** START OF Records supplied **

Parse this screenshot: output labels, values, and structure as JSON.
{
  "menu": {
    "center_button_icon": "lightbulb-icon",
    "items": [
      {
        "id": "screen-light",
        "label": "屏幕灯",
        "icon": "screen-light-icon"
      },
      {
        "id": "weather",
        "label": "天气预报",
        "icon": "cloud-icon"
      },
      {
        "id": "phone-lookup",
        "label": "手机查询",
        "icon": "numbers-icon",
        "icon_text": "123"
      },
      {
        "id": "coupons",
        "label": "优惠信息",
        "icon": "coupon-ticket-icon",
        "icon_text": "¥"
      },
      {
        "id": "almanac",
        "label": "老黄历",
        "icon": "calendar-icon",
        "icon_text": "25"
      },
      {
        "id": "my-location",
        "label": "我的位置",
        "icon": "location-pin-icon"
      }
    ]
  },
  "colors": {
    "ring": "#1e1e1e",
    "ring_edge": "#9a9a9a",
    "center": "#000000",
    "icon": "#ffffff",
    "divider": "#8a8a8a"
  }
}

** END OF Records supplied **

Problem requirements -
Copy out the whole listing exactly as written.

Solution to the exercise -
Parse this screenshot: output labels, values, and structure as JSON.
{
  "menu": {
    "center_button_icon": "lightbulb-icon",
    "items": [
      {
        "id": "screen-light",
        "label": "屏幕灯",
        "icon": "screen-light-icon"
      },
      {
        "id": "weather",
        "label": "天气预报",
        "icon": "cloud-icon"
      },
      {
        "id": "phone-lookup",
        "label": "手机查询",
        "icon": "numbers-icon",
        "icon_text": "123"
      },
      {
        "id": "coupons",
        "label": "优惠信息",
        "icon": "coupon-ticket-icon",
        "icon_text": "¥"
      },
      {
        "id": "almanac",
        "label": "老黄历",
        "icon": "calendar-icon",
        "icon_text": "25"
      },
      {
        "id": "my-location",
        "label": "我的位置",
        "icon": "location-pin-icon"
      }
    ]
  },
  "colors": {
    "ring": "#1e1e1e",
    "ring_edge": "#9a9a9a",
    "center": "#000000",
    "icon": "#ffffff",
    "divider": "#8a8a8a"
  }
}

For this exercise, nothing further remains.